Task instructions:
All records are to be retyped faithfully and completely.

Data provided:
* START *

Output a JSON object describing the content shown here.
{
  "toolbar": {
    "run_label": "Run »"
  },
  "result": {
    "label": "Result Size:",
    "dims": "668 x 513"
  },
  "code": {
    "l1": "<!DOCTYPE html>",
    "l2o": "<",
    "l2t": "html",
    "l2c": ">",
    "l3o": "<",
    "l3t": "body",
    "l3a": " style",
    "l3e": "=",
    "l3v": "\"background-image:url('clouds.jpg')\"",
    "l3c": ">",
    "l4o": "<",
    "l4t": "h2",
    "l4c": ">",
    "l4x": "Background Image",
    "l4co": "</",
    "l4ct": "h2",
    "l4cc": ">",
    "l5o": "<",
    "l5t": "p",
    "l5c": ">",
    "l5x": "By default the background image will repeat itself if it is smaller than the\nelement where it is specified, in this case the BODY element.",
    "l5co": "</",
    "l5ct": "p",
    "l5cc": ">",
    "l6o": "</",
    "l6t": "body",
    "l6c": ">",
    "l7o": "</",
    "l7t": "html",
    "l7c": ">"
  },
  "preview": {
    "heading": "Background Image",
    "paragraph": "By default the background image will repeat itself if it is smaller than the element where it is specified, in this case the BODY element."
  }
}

* END *

Complete output:
Output a JSON object describing the content shown here.
{
  "toolbar": {
    "run_label": "Run »"
  },
  "result": {
    "label": "Result Size:",
    "dims": "668 x 513"
  },
  "code": {
    "l1": "<!DOCTYPE html>",
    "l2o": "<",
    "l2t": "html",
    "l2c": ">",
    "l3o": "<",
    "l3t": "body",
    "l3a": " style",
    "l3e": "=",
    "l3v": "\"background-image:url('clouds.jpg')\"",
    "l3c": ">",
    "l4o": "<",
    "l4t": "h2",
    "l4c": ">",
    "l4x": "Background Image",
    "l4co": "</",
    "l4ct": "h2",
    "l4cc": ">",
    "l5o": "<",
    "l5t": "p",
    "l5c": ">",
    "l5x": "By default the background image will repeat itself if it is smaller than the\nelement where it is specified, in this case the BODY element.",
    "l5co": "</",
    "l5ct": "p",
    "l5cc": ">",
    "l6o": "</",
    "l6t": "body",
    "l6c": ">",
    "l7o": "</",
    "l7t": "html",
    "l7c": ">"
  },
  "preview": {
    "heading": "Background Image",
    "paragraph": "By default the background image will repeat itself if it is smaller than the element where it is specified, in this case the BODY element."
  }
}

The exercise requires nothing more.